*GIVEN PROBLEM*: The output should consist solely of the line containing "OCR this image." and the lines that follow it through the end of the data below.

Entries taken from a collection
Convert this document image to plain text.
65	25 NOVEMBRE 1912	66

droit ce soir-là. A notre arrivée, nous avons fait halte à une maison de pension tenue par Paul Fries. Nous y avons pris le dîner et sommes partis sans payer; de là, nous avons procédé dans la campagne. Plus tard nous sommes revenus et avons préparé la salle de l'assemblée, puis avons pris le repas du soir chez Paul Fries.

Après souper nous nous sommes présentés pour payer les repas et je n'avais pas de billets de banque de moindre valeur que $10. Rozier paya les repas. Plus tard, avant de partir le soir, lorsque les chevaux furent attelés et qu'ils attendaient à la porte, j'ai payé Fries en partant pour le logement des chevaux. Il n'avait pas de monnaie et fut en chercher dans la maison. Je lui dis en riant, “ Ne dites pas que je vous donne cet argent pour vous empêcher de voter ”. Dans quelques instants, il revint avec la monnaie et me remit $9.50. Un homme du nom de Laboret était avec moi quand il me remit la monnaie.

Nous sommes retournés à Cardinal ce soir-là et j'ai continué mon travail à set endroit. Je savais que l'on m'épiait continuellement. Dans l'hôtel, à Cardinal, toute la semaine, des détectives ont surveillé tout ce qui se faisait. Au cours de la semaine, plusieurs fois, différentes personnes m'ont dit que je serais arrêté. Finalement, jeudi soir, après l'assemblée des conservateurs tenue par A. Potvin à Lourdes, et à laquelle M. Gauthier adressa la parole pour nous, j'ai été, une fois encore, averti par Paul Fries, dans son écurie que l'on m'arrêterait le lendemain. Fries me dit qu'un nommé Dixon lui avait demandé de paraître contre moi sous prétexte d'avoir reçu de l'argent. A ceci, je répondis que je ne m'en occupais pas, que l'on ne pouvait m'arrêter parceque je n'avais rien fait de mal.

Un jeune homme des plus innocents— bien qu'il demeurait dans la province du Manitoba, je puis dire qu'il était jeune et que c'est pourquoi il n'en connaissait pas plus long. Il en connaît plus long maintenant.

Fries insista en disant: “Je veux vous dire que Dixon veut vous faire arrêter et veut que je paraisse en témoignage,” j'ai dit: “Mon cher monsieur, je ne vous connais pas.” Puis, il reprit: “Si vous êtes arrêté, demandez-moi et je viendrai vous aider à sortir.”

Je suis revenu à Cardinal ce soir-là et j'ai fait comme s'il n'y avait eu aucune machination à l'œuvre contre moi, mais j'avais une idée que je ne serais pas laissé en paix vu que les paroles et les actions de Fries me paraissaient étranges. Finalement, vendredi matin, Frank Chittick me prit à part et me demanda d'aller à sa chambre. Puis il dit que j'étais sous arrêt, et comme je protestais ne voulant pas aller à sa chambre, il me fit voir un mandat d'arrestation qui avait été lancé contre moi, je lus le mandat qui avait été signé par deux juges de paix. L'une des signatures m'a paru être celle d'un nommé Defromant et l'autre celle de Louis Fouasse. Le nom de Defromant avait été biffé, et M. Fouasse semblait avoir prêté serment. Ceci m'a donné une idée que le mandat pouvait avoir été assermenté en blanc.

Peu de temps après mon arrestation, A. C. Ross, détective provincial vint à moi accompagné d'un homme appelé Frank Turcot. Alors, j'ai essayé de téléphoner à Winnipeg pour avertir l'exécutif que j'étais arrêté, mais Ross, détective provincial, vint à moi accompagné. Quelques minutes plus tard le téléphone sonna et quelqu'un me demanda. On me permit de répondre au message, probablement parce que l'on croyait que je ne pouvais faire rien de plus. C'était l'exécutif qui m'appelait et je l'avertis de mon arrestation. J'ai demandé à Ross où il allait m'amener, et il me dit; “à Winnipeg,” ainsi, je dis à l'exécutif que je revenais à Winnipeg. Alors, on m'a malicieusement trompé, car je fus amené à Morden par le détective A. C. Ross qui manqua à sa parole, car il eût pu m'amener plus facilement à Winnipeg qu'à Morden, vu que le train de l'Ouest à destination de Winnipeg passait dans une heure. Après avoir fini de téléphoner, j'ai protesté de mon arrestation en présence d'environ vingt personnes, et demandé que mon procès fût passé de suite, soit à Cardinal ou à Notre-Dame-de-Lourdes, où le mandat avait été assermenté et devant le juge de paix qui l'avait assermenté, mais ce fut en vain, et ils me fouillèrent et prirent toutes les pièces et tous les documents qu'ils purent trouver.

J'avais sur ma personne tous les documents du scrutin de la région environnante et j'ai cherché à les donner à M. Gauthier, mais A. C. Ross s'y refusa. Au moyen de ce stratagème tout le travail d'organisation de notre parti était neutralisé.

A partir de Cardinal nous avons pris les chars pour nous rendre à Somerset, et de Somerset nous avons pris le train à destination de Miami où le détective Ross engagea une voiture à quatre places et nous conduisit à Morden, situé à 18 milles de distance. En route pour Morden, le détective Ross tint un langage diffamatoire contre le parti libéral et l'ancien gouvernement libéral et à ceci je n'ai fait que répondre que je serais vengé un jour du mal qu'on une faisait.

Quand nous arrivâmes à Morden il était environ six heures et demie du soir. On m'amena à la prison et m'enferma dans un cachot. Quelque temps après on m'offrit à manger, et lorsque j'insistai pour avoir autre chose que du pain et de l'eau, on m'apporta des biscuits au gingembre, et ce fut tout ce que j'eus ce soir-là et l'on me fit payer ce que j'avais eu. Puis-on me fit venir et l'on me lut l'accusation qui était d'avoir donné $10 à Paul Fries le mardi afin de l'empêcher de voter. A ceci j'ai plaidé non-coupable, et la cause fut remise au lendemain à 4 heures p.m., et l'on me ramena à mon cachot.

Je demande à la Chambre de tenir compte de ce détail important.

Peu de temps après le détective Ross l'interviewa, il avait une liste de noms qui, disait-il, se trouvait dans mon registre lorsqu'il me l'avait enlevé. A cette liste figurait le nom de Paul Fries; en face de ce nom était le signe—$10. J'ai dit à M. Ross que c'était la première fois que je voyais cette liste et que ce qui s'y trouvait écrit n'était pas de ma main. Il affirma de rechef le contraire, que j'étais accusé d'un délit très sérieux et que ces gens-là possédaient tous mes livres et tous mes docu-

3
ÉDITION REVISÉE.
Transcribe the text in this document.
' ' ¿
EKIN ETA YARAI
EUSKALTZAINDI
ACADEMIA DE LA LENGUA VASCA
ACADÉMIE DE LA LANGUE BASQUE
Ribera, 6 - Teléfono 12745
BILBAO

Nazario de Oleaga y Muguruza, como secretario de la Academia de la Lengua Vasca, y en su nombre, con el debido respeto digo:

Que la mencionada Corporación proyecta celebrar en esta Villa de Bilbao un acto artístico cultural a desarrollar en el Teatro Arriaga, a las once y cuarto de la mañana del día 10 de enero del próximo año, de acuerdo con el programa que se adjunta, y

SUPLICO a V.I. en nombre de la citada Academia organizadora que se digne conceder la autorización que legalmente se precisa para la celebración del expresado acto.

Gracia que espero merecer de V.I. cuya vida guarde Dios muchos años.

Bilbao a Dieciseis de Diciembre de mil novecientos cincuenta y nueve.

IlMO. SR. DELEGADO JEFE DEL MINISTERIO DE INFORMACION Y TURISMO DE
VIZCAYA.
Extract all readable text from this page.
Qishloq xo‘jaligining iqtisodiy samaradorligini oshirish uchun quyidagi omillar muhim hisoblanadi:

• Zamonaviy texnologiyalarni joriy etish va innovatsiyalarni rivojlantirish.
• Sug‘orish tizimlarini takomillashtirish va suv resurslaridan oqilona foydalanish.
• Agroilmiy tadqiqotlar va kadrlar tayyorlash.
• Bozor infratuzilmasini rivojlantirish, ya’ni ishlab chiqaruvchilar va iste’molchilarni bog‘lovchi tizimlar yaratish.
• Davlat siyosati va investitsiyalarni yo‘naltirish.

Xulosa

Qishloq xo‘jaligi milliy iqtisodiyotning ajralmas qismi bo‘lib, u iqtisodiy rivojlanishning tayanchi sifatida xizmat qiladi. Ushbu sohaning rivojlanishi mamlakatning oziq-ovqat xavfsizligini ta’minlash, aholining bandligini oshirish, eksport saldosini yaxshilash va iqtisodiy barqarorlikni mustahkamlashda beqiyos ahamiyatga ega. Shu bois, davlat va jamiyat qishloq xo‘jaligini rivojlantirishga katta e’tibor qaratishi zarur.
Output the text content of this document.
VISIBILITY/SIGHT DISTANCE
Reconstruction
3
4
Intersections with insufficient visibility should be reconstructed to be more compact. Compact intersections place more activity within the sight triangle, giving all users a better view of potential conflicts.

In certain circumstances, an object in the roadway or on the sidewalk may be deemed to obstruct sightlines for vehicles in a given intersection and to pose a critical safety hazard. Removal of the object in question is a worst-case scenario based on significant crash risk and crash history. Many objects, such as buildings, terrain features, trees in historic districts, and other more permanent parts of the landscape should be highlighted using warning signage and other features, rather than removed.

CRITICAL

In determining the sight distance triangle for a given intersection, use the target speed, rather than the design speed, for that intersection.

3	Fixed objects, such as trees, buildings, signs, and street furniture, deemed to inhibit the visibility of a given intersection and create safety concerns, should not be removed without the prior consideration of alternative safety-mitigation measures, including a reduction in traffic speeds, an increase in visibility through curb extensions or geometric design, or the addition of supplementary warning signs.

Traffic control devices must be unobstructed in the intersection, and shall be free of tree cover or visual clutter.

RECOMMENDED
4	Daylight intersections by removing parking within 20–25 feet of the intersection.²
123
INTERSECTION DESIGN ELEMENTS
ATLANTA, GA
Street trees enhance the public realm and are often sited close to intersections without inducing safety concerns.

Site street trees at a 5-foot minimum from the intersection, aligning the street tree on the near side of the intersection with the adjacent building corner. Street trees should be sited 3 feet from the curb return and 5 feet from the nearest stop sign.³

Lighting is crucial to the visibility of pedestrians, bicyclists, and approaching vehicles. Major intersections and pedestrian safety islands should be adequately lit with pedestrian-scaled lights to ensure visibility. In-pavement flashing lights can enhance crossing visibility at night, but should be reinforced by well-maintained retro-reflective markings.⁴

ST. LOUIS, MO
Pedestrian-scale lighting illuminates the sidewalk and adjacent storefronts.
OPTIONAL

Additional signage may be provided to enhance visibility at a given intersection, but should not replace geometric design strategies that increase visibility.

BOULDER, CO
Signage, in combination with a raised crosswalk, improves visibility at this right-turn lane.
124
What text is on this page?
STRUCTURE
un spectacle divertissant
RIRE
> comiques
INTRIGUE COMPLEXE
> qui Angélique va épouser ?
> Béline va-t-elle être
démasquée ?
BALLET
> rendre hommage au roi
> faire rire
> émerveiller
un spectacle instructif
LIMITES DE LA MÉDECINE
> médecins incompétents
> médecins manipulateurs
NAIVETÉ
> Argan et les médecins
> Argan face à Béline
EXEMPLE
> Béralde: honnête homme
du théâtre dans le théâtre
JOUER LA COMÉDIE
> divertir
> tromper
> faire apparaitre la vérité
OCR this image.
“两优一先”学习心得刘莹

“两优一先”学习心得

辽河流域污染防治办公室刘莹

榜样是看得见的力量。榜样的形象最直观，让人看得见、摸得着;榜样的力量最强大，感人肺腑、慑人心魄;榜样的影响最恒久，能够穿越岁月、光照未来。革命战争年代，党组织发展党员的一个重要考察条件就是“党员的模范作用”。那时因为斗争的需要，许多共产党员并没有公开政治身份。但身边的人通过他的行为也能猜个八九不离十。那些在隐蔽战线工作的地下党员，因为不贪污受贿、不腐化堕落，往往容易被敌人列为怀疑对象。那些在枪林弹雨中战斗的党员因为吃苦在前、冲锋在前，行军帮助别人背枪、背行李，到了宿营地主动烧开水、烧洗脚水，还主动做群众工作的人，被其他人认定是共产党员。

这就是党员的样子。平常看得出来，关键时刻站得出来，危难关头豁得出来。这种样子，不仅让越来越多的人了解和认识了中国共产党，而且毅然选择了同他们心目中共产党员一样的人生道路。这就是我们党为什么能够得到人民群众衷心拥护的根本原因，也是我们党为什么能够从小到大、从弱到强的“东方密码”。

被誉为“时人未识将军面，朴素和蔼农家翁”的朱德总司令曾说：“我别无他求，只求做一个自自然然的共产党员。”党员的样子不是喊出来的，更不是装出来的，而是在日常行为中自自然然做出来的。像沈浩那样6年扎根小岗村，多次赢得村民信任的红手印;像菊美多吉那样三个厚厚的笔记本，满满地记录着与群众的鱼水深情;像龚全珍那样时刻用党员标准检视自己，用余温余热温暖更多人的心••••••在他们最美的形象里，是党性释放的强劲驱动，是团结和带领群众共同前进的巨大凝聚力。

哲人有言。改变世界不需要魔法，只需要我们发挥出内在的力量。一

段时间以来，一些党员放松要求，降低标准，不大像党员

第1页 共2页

*SOLVED EXERCISE*:
OCR this image.
“两优一先”学习心得刘莹

“两优一先”学习心得

辽河流域污染防治办公室刘莹

榜样是看得见的力量。榜样的形象最直观，让人看得见、摸得着;榜样的力量最强大，感人肺腑、慑人心魄;榜样的影响最恒久，能够穿越岁月、光照未来。革命战争年代，党组织发展党员的一个重要考察条件就是“党员的模范作用”。那时因为斗争的需要，许多共产党员并没有公开政治身份。但身边的人通过他的行为也能猜个八九不离十。那些在隐蔽战线工作的地下党员，因为不贪污受贿、不腐化堕落，往往容易被敌人列为怀疑对象。那些在枪林弹雨中战斗的党员因为吃苦在前、冲锋在前，行军帮助别人背枪、背行李，到了宿营地主动烧开水、烧洗脚水，还主动做群众工作的人，被其他人认定是共产党员。

这就是党员的样子。平常看得出来，关键时刻站得出来，危难关头豁得出来。这种样子，不仅让越来越多的人了解和认识了中国共产党，而且毅然选择了同他们心目中共产党员一样的人生道路。这就是我们党为什么能够得到人民群众衷心拥护的根本原因，也是我们党为什么能够从小到大、从弱到强的“东方密码”。

被誉为“时人未识将军面，朴素和蔼农家翁”的朱德总司令曾说：“我别无他求，只求做一个自自然然的共产党员。”党员的样子不是喊出来的，更不是装出来的，而是在日常行为中自自然然做出来的。像沈浩那样6年扎根小岗村，多次赢得村民信任的红手印;像菊美多吉那样三个厚厚的笔记本，满满地记录着与群众的鱼水深情;像龚全珍那样时刻用党员标准检视自己，用余温余热温暖更多人的心••••••在他们最美的形象里，是党性释放的强劲驱动，是团结和带领群众共同前进的巨大凝聚力。

哲人有言。改变世界不需要魔法，只需要我们发挥出内在的力量。一

段时间以来，一些党员放松要求，降低标准，不大像党员

第1页 共2页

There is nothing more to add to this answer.